Entries taken from a collection
________
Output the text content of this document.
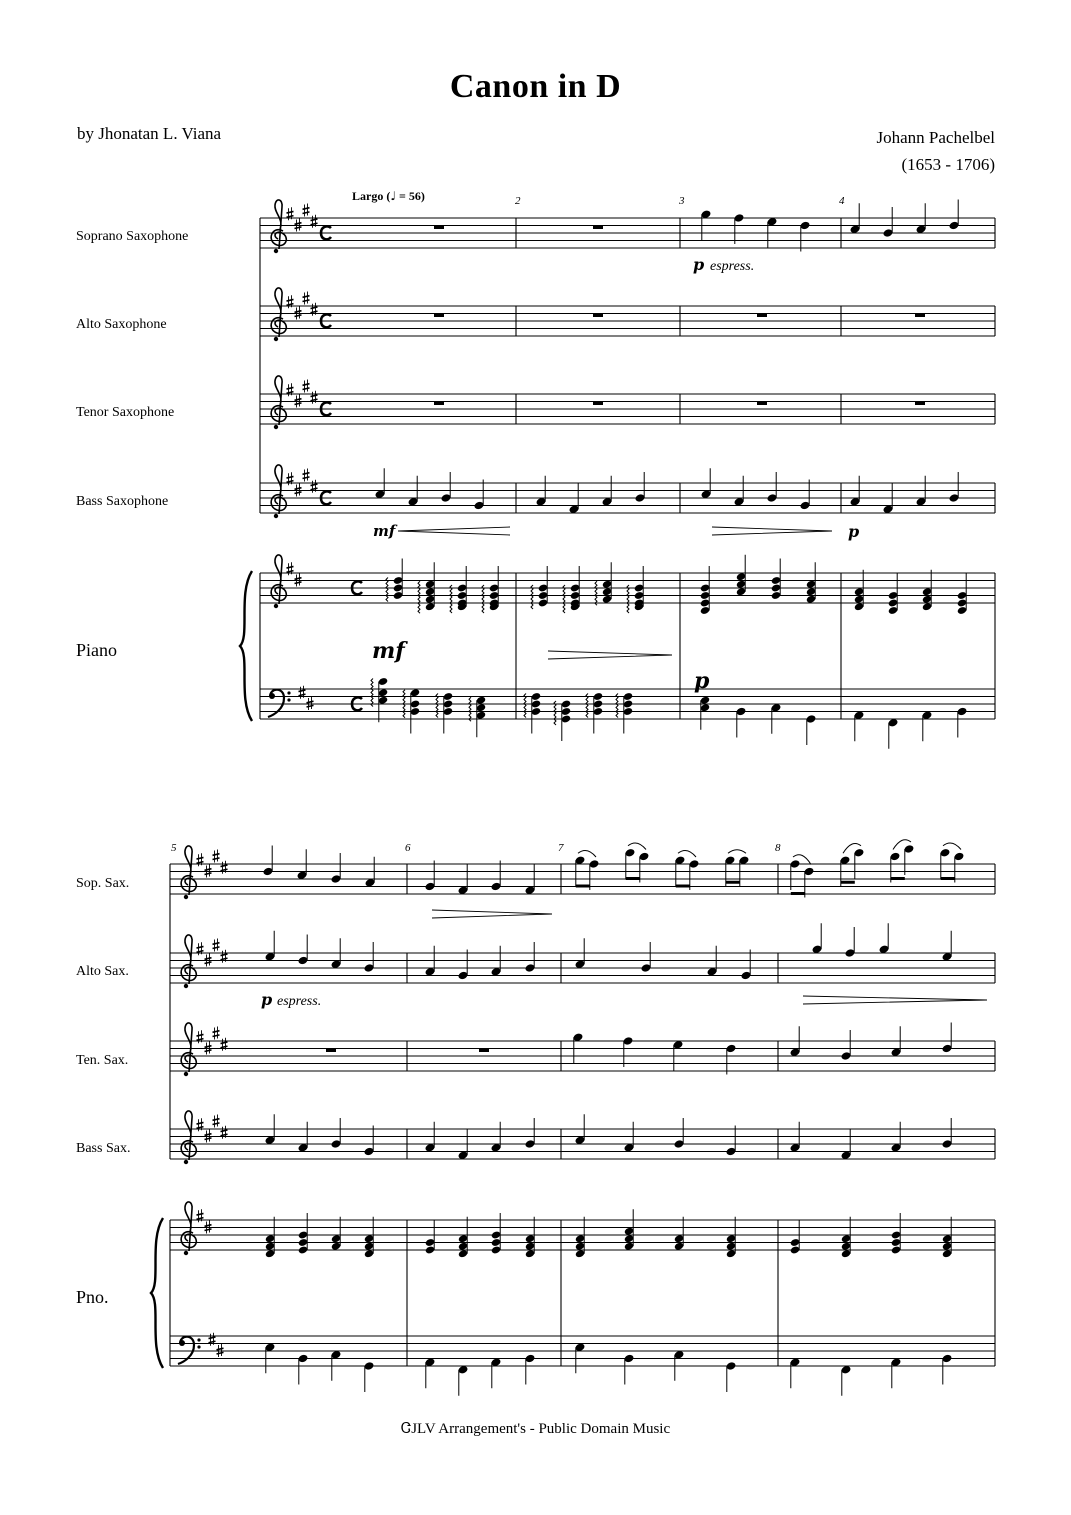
Canon in D
by Jhonatan L. Viana	Johann Pachelbel
(1653 - 1706)
Largo (♩ = 56)
Soprano Saxophone
Alto Saxophone
Tenor Saxophone
Bass Saxophone
Piano
2	3	4
Sop. Sax.
Alto Sax.
Ten. Sax.
Bass Sax.
Pno.
5	6	7	8
p espress.
mf	p
mf
p
p espress.
ᏣJLV Arrangement's - Public Domain Music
________
Stated goal: Extract all lines that hold the word "Saxophone".

Result of the exercise:
Soprano Saxophone
Alto Saxophone
Tenor Saxophone
Bass Saxophone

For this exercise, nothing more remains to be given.